Goal of the exercise
Only a number is wanted here: the number of lines of the data that include "JSON".

╭─ Data shown

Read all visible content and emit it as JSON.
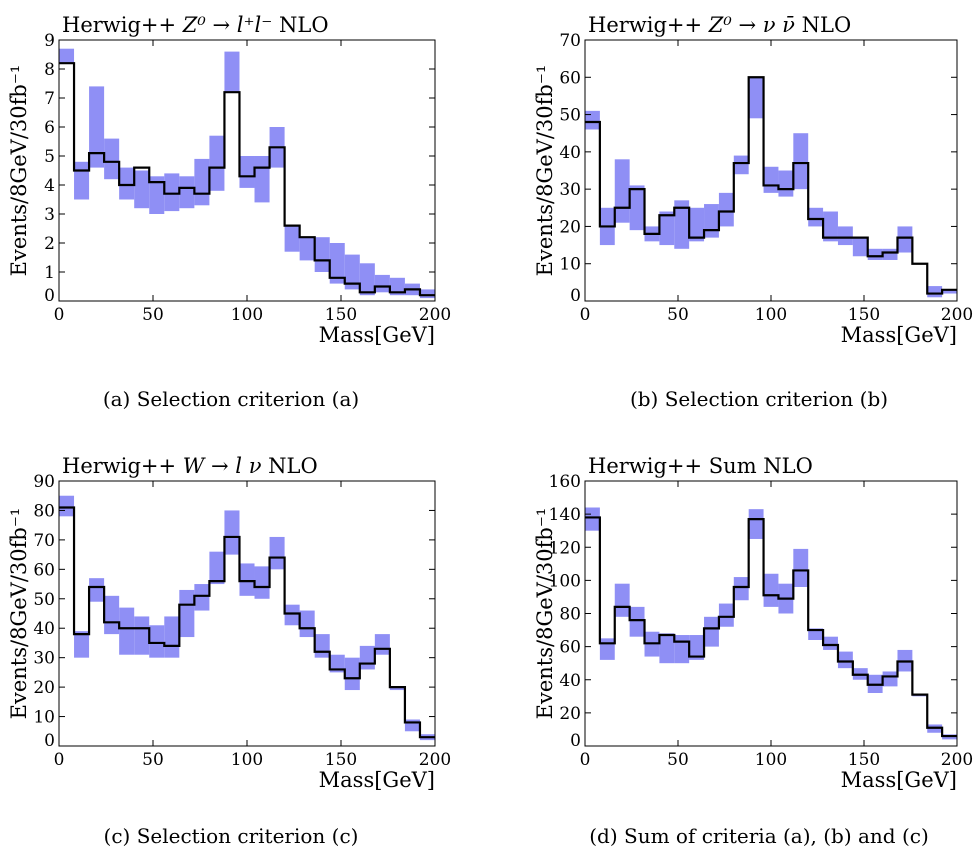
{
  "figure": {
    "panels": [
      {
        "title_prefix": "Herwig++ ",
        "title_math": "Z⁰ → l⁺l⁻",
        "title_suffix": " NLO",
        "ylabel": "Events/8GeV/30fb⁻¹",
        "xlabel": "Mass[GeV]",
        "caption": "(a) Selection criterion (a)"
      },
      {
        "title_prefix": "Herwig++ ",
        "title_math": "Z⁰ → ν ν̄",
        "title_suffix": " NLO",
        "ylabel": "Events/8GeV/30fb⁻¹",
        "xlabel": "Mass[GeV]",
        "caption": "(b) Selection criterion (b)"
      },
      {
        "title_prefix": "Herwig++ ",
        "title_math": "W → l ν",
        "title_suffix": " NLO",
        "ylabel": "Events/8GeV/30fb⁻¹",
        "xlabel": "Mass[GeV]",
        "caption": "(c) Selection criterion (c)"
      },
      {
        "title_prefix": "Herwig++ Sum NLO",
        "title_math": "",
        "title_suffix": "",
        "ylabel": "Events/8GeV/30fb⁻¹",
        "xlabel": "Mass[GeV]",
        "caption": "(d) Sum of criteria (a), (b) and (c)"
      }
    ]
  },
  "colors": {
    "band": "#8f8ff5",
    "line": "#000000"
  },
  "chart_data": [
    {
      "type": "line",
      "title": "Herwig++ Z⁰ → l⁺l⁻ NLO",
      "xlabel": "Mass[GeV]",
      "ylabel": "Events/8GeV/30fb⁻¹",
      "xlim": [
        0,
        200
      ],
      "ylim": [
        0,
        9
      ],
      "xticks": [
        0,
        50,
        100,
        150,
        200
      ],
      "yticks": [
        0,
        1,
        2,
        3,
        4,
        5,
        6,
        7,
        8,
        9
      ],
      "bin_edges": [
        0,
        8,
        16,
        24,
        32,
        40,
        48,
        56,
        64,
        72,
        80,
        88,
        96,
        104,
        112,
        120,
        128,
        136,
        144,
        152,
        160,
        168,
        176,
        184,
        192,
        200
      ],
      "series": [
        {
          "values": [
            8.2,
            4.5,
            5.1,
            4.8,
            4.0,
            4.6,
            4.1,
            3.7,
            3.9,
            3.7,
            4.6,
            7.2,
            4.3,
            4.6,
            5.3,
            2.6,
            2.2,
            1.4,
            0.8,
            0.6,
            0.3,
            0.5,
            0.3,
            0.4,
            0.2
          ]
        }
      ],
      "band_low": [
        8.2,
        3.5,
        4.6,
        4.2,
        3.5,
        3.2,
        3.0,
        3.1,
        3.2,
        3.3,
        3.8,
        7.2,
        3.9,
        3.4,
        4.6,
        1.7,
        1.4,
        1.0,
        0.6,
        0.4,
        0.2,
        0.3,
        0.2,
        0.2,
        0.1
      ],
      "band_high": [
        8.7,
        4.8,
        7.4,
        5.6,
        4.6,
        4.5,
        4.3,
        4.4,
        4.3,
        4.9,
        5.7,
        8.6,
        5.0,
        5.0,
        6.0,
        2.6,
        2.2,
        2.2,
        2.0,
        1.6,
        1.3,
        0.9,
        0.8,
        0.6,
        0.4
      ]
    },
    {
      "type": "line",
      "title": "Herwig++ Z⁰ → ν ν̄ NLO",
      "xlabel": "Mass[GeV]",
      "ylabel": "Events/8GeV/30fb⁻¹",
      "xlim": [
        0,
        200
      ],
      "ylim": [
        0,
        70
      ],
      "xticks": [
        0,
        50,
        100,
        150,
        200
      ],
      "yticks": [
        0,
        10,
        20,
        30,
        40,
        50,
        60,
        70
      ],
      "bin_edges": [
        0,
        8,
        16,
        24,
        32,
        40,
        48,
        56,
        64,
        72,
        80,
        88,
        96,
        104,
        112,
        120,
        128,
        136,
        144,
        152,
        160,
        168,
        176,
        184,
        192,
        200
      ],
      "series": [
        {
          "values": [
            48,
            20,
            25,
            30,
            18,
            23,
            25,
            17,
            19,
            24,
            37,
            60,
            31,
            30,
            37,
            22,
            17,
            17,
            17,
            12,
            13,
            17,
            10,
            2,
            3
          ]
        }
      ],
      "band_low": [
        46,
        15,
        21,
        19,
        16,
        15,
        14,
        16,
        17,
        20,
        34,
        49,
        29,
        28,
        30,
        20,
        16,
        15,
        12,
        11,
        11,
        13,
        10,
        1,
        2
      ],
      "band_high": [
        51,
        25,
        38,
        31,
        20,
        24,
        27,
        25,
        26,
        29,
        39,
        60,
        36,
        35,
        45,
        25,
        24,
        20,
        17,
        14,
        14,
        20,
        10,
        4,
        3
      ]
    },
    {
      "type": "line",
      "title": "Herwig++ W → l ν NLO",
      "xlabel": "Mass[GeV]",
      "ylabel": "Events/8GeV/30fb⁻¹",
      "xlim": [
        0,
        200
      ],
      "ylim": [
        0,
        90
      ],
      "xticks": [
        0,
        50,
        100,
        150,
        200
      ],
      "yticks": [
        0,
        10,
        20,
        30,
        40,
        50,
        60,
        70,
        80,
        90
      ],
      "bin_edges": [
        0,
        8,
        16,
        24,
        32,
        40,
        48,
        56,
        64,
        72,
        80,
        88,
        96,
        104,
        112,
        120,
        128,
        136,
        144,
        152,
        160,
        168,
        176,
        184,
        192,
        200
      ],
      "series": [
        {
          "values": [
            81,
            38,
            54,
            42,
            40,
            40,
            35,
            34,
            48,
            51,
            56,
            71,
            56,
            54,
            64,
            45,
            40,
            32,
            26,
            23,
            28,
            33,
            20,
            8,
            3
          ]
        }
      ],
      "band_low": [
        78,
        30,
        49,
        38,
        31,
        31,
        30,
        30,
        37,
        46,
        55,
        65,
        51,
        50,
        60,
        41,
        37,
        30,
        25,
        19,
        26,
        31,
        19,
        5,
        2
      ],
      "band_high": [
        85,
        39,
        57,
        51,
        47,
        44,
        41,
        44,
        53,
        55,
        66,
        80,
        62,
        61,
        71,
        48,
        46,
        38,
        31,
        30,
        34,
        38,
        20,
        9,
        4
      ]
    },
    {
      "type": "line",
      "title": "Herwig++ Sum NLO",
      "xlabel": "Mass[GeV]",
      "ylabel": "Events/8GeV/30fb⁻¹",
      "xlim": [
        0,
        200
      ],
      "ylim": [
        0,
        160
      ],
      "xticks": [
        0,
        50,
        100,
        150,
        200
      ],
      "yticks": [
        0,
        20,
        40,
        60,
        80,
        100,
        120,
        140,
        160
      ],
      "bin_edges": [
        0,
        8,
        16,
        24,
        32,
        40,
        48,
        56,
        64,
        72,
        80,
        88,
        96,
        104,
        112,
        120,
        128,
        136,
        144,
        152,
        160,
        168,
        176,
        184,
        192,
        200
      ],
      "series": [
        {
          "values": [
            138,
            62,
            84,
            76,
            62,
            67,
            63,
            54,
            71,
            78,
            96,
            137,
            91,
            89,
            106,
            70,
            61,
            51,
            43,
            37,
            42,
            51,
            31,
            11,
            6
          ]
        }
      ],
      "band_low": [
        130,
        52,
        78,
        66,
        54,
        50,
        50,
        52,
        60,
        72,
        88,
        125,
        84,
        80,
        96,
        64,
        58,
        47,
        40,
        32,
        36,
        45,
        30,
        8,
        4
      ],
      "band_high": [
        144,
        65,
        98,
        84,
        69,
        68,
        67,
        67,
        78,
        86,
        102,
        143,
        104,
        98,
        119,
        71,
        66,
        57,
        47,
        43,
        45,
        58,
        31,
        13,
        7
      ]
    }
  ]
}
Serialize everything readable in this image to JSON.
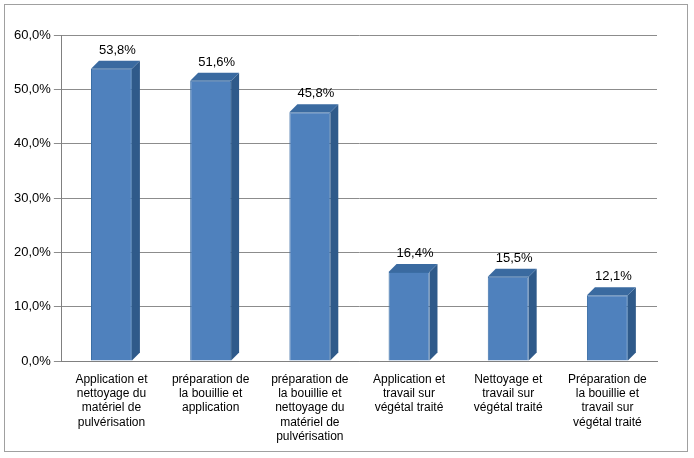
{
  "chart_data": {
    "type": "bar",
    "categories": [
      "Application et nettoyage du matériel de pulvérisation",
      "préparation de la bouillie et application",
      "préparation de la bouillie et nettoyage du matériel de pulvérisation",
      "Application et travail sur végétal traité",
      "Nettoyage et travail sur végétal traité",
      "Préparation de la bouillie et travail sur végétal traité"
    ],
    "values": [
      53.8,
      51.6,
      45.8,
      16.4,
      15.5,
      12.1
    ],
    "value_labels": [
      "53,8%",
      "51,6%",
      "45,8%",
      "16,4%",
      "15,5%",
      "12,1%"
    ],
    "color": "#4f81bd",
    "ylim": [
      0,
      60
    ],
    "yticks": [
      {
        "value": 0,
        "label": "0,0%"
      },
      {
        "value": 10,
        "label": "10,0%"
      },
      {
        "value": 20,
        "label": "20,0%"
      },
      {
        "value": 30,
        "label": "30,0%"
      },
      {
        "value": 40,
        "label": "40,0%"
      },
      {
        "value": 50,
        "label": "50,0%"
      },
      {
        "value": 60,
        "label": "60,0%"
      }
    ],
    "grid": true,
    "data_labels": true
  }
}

╰─

Output below
2